Copy all lines below exactly as written. Leave pictures out.

*Information supplied*
******

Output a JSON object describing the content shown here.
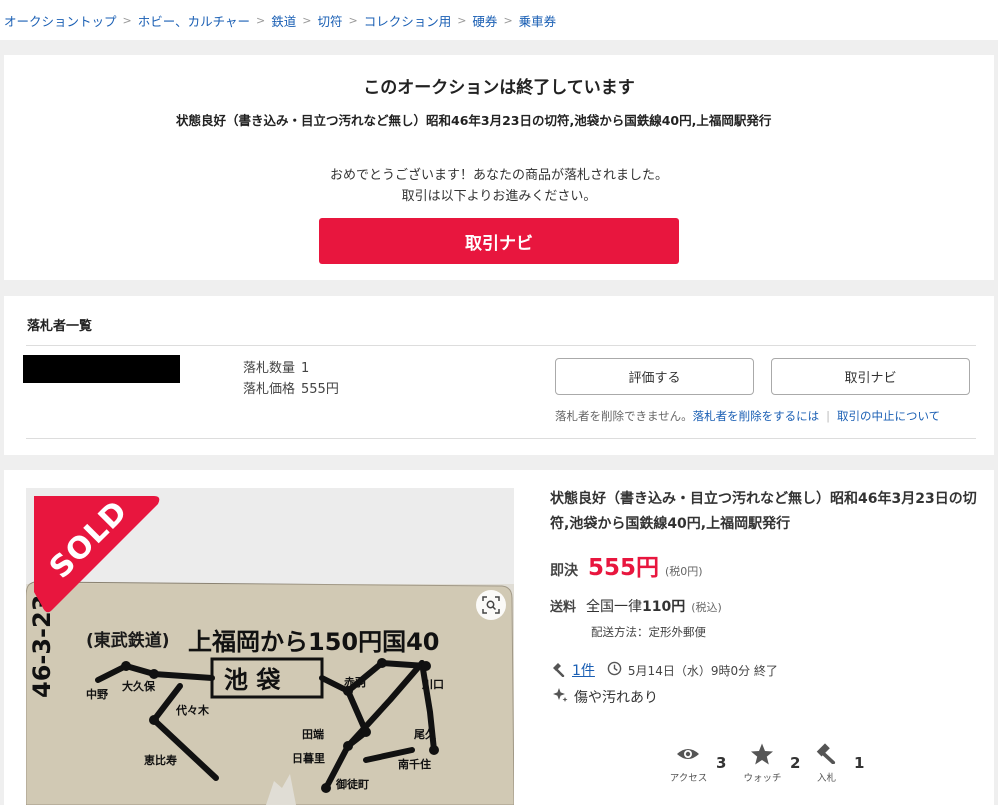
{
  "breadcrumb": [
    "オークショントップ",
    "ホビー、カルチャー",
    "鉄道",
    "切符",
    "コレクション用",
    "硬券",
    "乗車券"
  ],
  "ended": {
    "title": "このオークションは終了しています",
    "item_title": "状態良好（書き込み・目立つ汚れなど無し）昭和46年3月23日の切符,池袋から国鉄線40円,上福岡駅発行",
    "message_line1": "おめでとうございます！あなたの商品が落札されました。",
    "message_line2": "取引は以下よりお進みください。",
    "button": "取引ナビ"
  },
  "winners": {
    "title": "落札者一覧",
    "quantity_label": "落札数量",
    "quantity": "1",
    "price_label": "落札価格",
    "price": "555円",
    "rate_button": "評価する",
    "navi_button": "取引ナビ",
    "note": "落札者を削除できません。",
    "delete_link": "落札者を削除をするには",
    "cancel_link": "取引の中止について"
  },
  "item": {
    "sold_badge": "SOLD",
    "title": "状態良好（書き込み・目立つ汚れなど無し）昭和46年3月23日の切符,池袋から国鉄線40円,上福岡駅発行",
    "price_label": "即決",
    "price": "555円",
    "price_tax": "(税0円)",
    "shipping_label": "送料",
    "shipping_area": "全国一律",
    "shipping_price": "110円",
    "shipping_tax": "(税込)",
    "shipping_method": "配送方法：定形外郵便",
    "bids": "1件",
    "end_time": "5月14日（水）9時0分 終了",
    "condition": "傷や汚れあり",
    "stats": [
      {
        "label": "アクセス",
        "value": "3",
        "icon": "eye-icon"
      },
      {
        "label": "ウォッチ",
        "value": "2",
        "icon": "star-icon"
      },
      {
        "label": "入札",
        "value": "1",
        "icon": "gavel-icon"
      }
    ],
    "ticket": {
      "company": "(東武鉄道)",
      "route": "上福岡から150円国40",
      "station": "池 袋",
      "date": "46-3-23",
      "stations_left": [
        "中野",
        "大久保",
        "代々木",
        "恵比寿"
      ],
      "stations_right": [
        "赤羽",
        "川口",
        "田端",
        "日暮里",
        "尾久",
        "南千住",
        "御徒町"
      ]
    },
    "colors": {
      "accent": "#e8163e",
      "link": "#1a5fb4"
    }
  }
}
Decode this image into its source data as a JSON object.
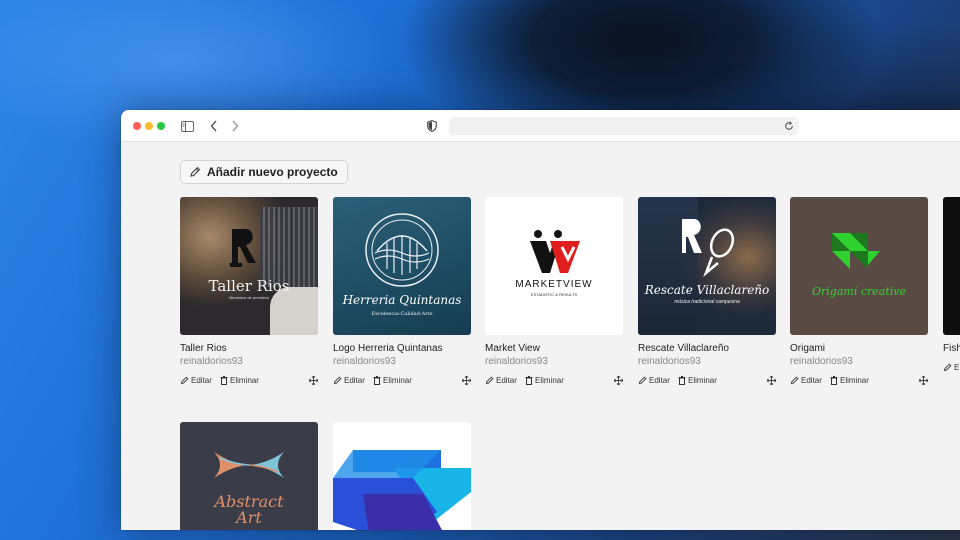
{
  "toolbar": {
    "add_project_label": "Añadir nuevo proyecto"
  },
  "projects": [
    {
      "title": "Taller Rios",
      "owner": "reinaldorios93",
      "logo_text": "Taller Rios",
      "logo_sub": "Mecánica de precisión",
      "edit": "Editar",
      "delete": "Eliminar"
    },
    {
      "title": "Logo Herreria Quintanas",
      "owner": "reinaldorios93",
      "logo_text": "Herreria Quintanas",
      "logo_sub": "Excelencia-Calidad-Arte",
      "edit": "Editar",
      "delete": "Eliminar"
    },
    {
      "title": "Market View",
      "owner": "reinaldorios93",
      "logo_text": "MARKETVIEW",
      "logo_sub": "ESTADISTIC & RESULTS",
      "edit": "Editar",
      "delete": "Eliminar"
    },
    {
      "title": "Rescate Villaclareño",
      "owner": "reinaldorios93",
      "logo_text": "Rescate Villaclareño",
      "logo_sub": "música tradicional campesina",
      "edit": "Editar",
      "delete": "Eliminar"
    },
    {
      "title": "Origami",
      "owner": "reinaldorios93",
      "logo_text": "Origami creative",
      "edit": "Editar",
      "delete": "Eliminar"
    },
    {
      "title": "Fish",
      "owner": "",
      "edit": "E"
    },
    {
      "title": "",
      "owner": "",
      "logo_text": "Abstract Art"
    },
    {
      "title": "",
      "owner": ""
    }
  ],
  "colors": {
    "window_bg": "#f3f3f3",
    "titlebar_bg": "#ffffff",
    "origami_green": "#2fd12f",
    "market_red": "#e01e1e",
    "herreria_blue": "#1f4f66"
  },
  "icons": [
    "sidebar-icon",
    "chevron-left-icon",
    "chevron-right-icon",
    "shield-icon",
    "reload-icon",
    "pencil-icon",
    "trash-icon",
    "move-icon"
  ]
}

******

*Completed task*
Output a JSON object describing the content shown here.
{
  "breadcrumb": [
    "オークショントップ",
    "ホビー、カルチャー",
    "鉄道",
    "切符",
    "コレクション用",
    "硬券",
    "乗車券"
  ],
  "ended": {
    "title": "このオークションは終了しています",
    "item_title": "状態良好（書き込み・目立つ汚れなど無し）昭和46年3月23日の切符,池袋から国鉄線40円,上福岡駅発行",
    "message_line1": "おめでとうございます！あなたの商品が落札されました。",
    "message_line2": "取引は以下よりお進みください。",
    "button": "取引ナビ"
  },
  "winners": {
    "title": "落札者一覧",
    "quantity_label": "落札数量",
    "quantity": "1",
    "price_label": "落札価格",
    "price": "555円",
    "rate_button": "評価する",
    "navi_button": "取引ナビ",
    "note": "落札者を削除できません。",
    "delete_link": "落札者を削除をするには",
    "cancel_link": "取引の中止について"
  },
  "item": {
    "sold_badge": "SOLD",
    "title": "状態良好（書き込み・目立つ汚れなど無し）昭和46年3月23日の切符,池袋から国鉄線40円,上福岡駅発行",
    "price_label": "即決",
    "price": "555円",
    "price_tax": "(税0円)",
    "shipping_label": "送料",
    "shipping_area": "全国一律",
    "shipping_price": "110円",
    "shipping_tax": "(税込)",
    "shipping_method": "配送方法：定形外郵便",
    "bids": "1件",
    "end_time": "5月14日（水）9時0分 終了",
    "condition": "傷や汚れあり",
    "stats": [
      {
        "label": "アクセス",
        "value": "3",
        "icon": "eye-icon"
      },
      {
        "label": "ウォッチ",
        "value": "2",
        "icon": "star-icon"
      },
      {
        "label": "入札",
        "value": "1",
        "icon": "gavel-icon"
      }
    ],
    "ticket": {
      "company": "(東武鉄道)",
      "route": "上福岡から150円国40",
      "station": "池 袋",
      "date": "46-3-23",
      "stations_left": [
        "中野",
        "大久保",
        "代々木",
        "恵比寿"
      ],
      "stations_right": [
        "赤羽",
        "川口",
        "田端",
        "日暮里",
        "尾久",
        "南千住",
        "御徒町"
      ]
    },
    "colors": {
      "accent": "#e8163e",
      "link": "#1a5fb4"
    }
  }
}
Decode this image into its source data as a JSON object.
{
  "toolbar": {
    "add_project_label": "Añadir nuevo proyecto"
  },
  "projects": [
    {
      "title": "Taller Rios",
      "owner": "reinaldorios93",
      "logo_text": "Taller Rios",
      "logo_sub": "Mecánica de precisión",
      "edit": "Editar",
      "delete": "Eliminar"
    },
    {
      "title": "Logo Herreria Quintanas",
      "owner": "reinaldorios93",
      "logo_text": "Herreria Quintanas",
      "logo_sub": "Excelencia-Calidad-Arte",
      "edit": "Editar",
      "delete": "Eliminar"
    },
    {
      "title": "Market View",
      "owner": "reinaldorios93",
      "logo_text": "MARKETVIEW",
      "logo_sub": "ESTADISTIC & RESULTS",
      "edit": "Editar",
      "delete": "Eliminar"
    },
    {
      "title": "Rescate Villaclareño",
      "owner": "reinaldorios93",
      "logo_text": "Rescate Villaclareño",
      "logo_sub": "música tradicional campesina",
      "edit": "Editar",
      "delete": "Eliminar"
    },
    {
      "title": "Origami",
      "owner": "reinaldorios93",
      "logo_text": "Origami creative",
      "edit": "Editar",
      "delete": "Eliminar"
    },
    {
      "title": "Fish",
      "owner": "",
      "edit": "E"
    },
    {
      "title": "",
      "owner": "",
      "logo_text": "Abstract Art"
    },
    {
      "title": "",
      "owner": ""
    }
  ],
  "colors": {
    "window_bg": "#f3f3f3",
    "titlebar_bg": "#ffffff",
    "origami_green": "#2fd12f",
    "market_red": "#e01e1e",
    "herreria_blue": "#1f4f66"
  },
  "icons": [
    "sidebar-icon",
    "chevron-left-icon",
    "chevron-right-icon",
    "shield-icon",
    "reload-icon",
    "pencil-icon",
    "trash-icon",
    "move-icon"
  ]
}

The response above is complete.